- **Instructions to follow**
Return every line of the data below unchanged, leaving out the pictures.

- **Provided data**
====================

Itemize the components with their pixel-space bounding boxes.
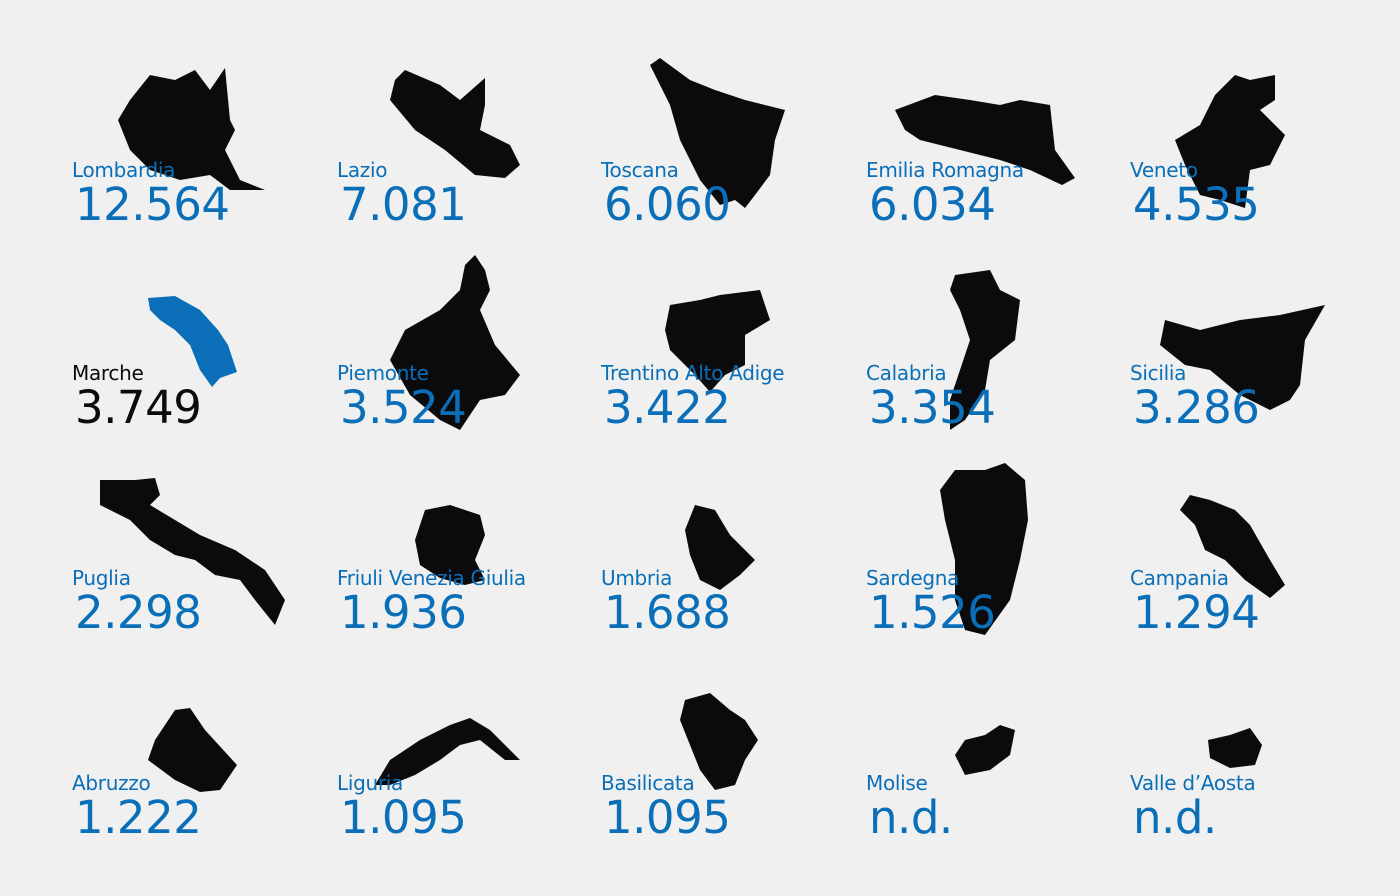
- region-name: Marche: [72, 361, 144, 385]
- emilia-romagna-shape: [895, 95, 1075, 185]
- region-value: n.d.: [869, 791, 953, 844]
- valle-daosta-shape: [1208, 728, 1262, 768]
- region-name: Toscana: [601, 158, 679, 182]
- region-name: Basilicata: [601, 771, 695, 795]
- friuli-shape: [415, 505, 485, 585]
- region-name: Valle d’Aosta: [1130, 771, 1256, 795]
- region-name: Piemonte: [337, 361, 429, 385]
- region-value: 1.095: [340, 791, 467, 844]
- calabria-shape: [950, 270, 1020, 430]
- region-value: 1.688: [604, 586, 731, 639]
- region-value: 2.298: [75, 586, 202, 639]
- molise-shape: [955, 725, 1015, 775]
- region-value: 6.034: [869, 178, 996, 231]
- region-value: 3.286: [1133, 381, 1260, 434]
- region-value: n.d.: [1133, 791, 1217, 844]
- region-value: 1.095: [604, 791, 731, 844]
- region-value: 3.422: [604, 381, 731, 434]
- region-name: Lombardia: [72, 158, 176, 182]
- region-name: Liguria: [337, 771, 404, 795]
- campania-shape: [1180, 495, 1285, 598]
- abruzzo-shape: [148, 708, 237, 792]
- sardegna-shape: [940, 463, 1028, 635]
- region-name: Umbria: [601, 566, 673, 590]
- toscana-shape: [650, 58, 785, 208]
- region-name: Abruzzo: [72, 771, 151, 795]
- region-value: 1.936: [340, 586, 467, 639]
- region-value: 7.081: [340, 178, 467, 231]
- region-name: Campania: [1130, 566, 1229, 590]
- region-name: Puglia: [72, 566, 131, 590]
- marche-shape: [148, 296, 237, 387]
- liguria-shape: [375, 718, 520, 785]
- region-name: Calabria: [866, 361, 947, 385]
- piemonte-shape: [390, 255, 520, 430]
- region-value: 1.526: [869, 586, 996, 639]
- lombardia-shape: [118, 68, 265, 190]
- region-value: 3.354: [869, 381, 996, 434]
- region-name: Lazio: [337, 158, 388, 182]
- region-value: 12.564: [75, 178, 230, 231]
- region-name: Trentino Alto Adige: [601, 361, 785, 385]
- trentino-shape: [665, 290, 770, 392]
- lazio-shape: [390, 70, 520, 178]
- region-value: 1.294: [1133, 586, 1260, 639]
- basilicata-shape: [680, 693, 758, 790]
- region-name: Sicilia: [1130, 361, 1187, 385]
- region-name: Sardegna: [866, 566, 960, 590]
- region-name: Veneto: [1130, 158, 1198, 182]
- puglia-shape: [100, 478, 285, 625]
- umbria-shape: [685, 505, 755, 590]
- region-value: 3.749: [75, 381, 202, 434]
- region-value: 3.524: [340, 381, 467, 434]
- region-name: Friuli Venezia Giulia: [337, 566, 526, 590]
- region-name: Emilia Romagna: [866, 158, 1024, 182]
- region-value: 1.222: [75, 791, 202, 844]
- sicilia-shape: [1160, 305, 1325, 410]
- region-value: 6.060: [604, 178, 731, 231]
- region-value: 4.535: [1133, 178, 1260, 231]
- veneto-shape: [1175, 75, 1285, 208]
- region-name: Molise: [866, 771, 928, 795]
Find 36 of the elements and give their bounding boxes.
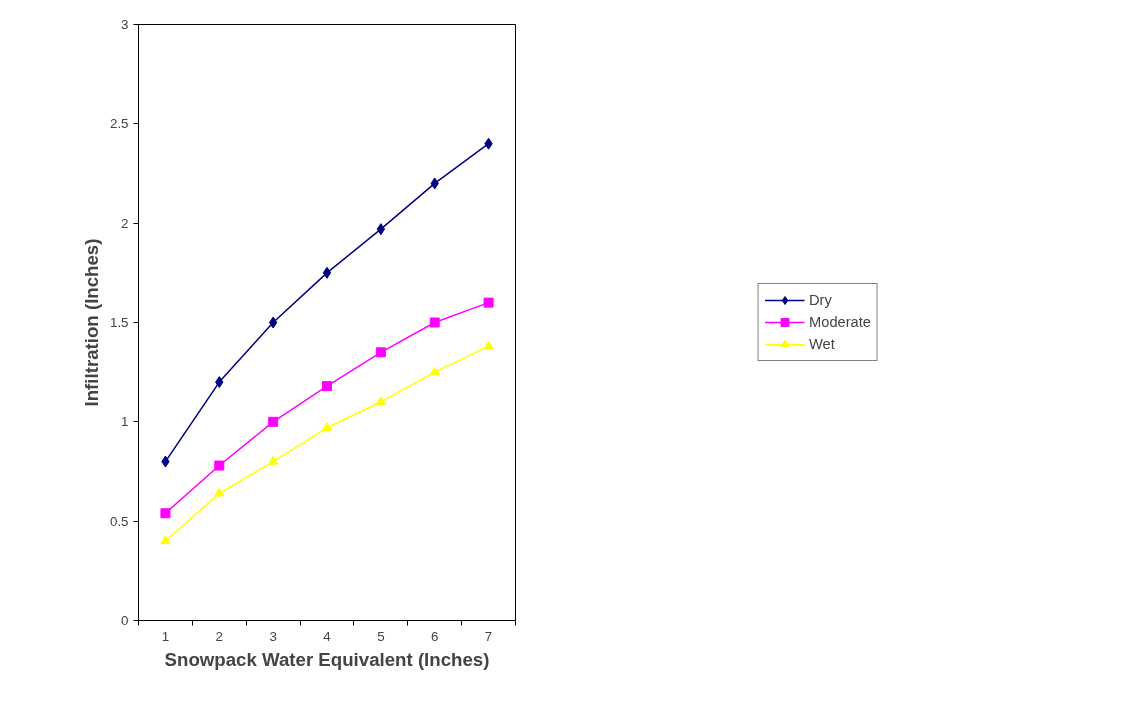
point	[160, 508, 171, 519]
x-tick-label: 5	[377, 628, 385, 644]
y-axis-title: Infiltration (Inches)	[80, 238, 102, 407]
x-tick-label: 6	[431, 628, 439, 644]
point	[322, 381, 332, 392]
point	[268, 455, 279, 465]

====================

- **Task result**
Itemize the components with their pixel-space bounding boxes.
- region-name: Marche: [72, 361, 144, 385]
- emilia-romagna-shape: [895, 95, 1075, 185]
- region-value: n.d.: [869, 791, 953, 844]
- valle-daosta-shape: [1208, 728, 1262, 768]
- region-name: Toscana: [601, 158, 679, 182]
- region-name: Basilicata: [601, 771, 695, 795]
- friuli-shape: [415, 505, 485, 585]
- region-name: Valle d’Aosta: [1130, 771, 1256, 795]
- region-name: Piemonte: [337, 361, 429, 385]
- region-value: 1.095: [340, 791, 467, 844]
- calabria-shape: [950, 270, 1020, 430]
- region-value: 1.688: [604, 586, 731, 639]
- region-value: 2.298: [75, 586, 202, 639]
- molise-shape: [955, 725, 1015, 775]
- region-value: 6.034: [869, 178, 996, 231]
- region-value: 3.286: [1133, 381, 1260, 434]
- region-value: n.d.: [1133, 791, 1217, 844]
- region-value: 1.095: [604, 791, 731, 844]
- region-value: 3.422: [604, 381, 731, 434]
- region-name: Lombardia: [72, 158, 176, 182]
- region-name: Liguria: [337, 771, 404, 795]
- campania-shape: [1180, 495, 1285, 598]
- abruzzo-shape: [148, 708, 237, 792]
- sardegna-shape: [940, 463, 1028, 635]
- region-name: Umbria: [601, 566, 673, 590]
- toscana-shape: [650, 58, 785, 208]
- region-name: Abruzzo: [72, 771, 151, 795]
- region-value: 1.936: [340, 586, 467, 639]
- region-value: 7.081: [340, 178, 467, 231]
- region-name: Campania: [1130, 566, 1229, 590]
- region-name: Puglia: [72, 566, 131, 590]
- marche-shape: [148, 296, 237, 387]
- liguria-shape: [375, 718, 520, 785]
- region-name: Calabria: [866, 361, 947, 385]
- piemonte-shape: [390, 255, 520, 430]
- region-value: 1.526: [869, 586, 996, 639]
- lombardia-shape: [118, 68, 265, 190]
- region-value: 3.354: [869, 381, 996, 434]
- region-name: Lazio: [337, 158, 388, 182]
- region-value: 12.564: [75, 178, 230, 231]
- region-name: Trentino Alto Adige: [601, 361, 785, 385]
- trentino-shape: [665, 290, 770, 392]
- lazio-shape: [390, 70, 520, 178]
- region-value: 1.294: [1133, 586, 1260, 639]
- basilicata-shape: [680, 693, 758, 790]
- region-name: Sicilia: [1130, 361, 1187, 385]
- region-name: Sardegna: [866, 566, 960, 590]
- region-name: Veneto: [1130, 158, 1198, 182]
- puglia-shape: [100, 478, 285, 625]
- umbria-shape: [685, 505, 755, 590]
- region-value: 3.749: [75, 381, 202, 434]
- region-value: 3.524: [340, 381, 467, 434]
- region-name: Friuli Venezia Giulia: [337, 566, 526, 590]
- region-name: Emilia Romagna: [866, 158, 1024, 182]
- region-value: 1.222: [75, 791, 202, 844]
- sicilia-shape: [1160, 305, 1325, 410]
- region-value: 6.060: [604, 178, 731, 231]
- region-value: 4.535: [1133, 178, 1260, 231]
- veneto-shape: [1175, 75, 1285, 208]
- region-name: Molise: [866, 771, 928, 795]
Find 36 of the elements and give their bounding boxes.
point	[160, 508, 171, 519]
x-tick-label: 5	[377, 628, 385, 644]
y-axis-title: Infiltration (Inches)	[80, 238, 102, 407]
x-tick-label: 6	[431, 628, 439, 644]
point	[322, 381, 332, 392]
point	[268, 455, 279, 465]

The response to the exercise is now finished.